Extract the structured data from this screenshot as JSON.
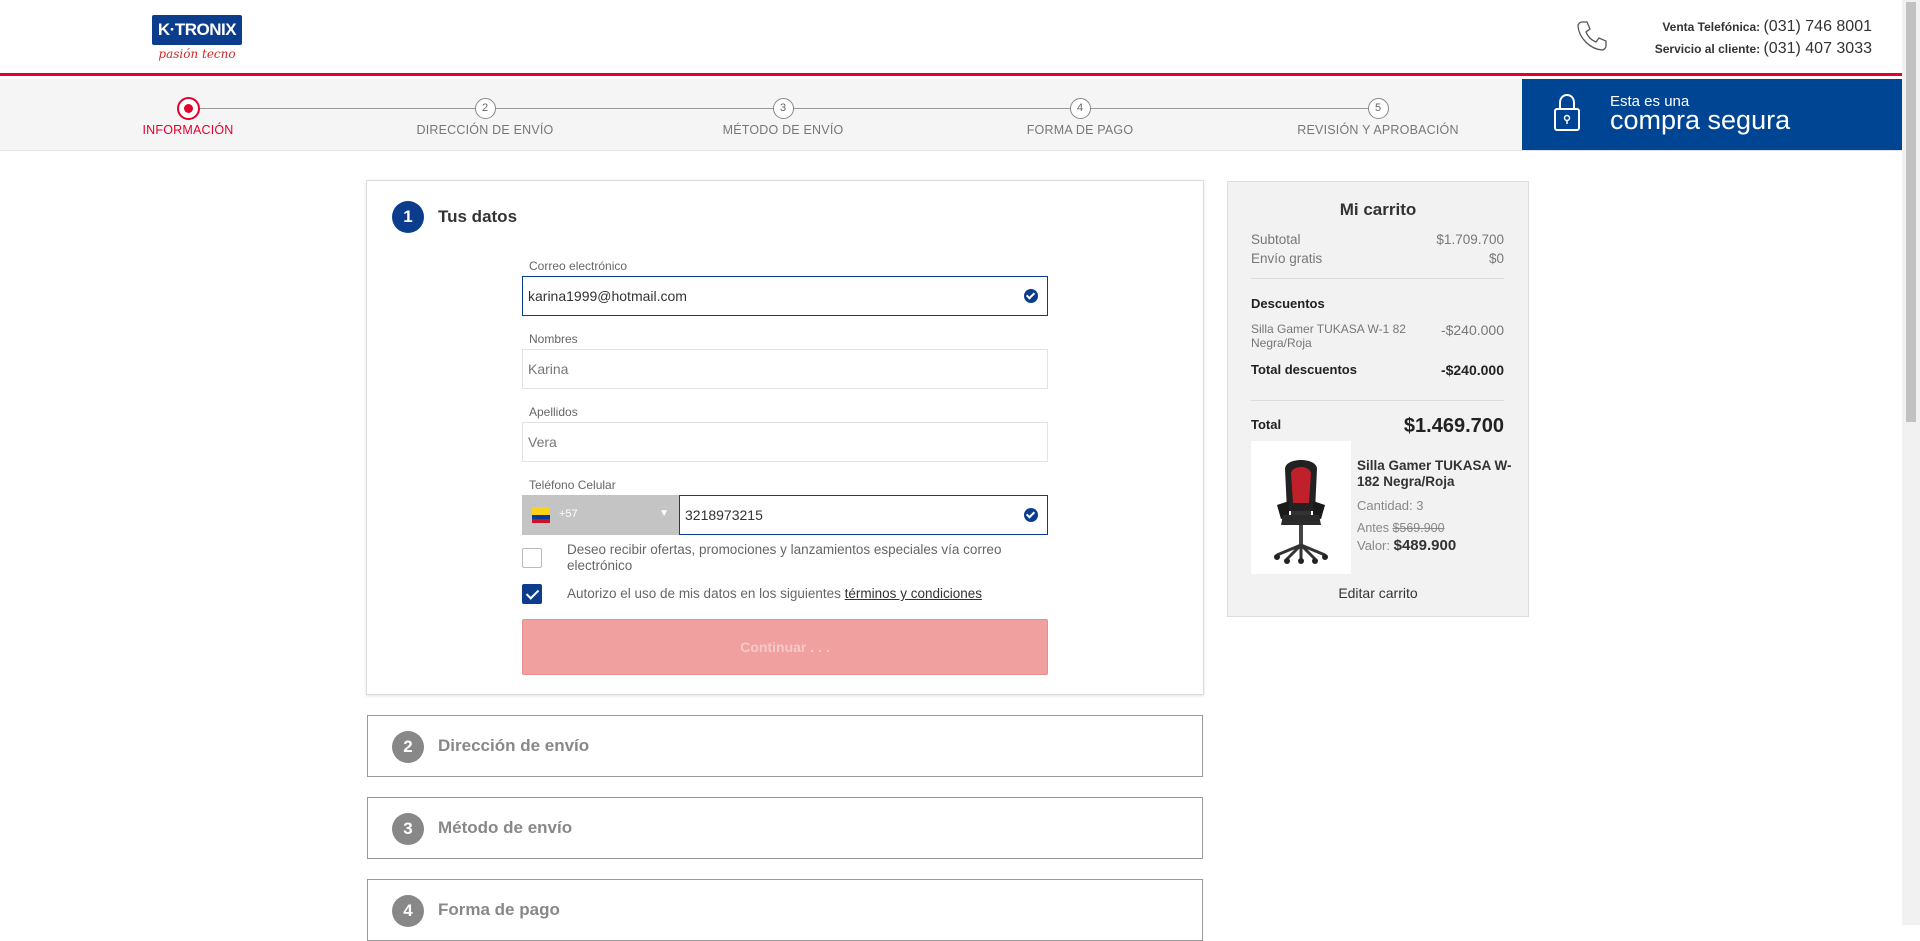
{
  "header": {
    "logo_text": "K·TRONIX",
    "logo_tagline": "pasión tecno",
    "phone_sales_label": "Venta Telefónica:",
    "phone_sales_number": "(031) 746 8001",
    "phone_service_label": "Servicio al cliente:",
    "phone_service_number": "(031) 407 3033"
  },
  "steps": [
    {
      "num": "1",
      "label": "INFORMACIÓN",
      "active": true
    },
    {
      "num": "2",
      "label": "DIRECCIÓN DE ENVÍO"
    },
    {
      "num": "3",
      "label": "MÉTODO DE ENVÍO"
    },
    {
      "num": "4",
      "label": "FORMA DE PAGO"
    },
    {
      "num": "5",
      "label": "REVISIÓN Y APROBACIÓN"
    }
  ],
  "secure": {
    "line1": "Esta es una",
    "line2": "compra segura"
  },
  "form": {
    "section_num": "1",
    "title": "Tus datos",
    "email_label": "Correo electrónico",
    "email_value": "karina1999@hotmail.com",
    "names_label": "Nombres",
    "names_value": "Karina",
    "lastnames_label": "Apellidos",
    "lastnames_value": "Vera",
    "phone_label": "Teléfono Celular",
    "country_code": "+57",
    "phone_value": "3218973215",
    "offers_text": "Deseo recibir ofertas, promociones y lanzamientos especiales vía correo electrónico",
    "terms_text": "Autorizo el uso de mis datos en los siguientes",
    "terms_link": "términos y condiciones",
    "continue_label": "Continuar . . ."
  },
  "sections": [
    {
      "num": "2",
      "title": "Dirección de envío"
    },
    {
      "num": "3",
      "title": "Método de envío"
    },
    {
      "num": "4",
      "title": "Forma de pago"
    }
  ],
  "cart": {
    "title": "Mi carrito",
    "subtotal_label": "Subtotal",
    "subtotal_value": "$1.709.700",
    "shipping_label": "Envío gratis",
    "shipping_value": "$0",
    "discounts_heading": "Descuentos",
    "discount_item_label": "Silla Gamer TUKASA W-1 82 Negra/Roja",
    "discount_item_value": "-$240.000",
    "total_discounts_label": "Total descuentos",
    "total_discounts_value": "-$240.000",
    "total_label": "Total",
    "total_value": "$1.469.700",
    "product_name": "Silla Gamer TUKASA W-182 Negra/Roja",
    "product_qty": "Cantidad: 3",
    "product_before_label": "Antes",
    "product_before_value": "$569.900",
    "product_value_label": "Valor:",
    "product_value": "$489.900",
    "edit_label": "Editar carrito"
  },
  "colors": {
    "brand_blue": "#0b3d8c",
    "brand_red": "#e4002b",
    "secure_blue": "#004494"
  }
}
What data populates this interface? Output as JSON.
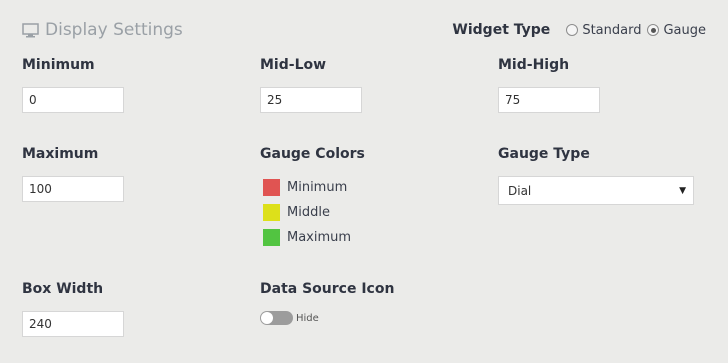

» The exercise
Tally the lines of the records holding the word "Roja", then give only the resulting number.

» Written response
2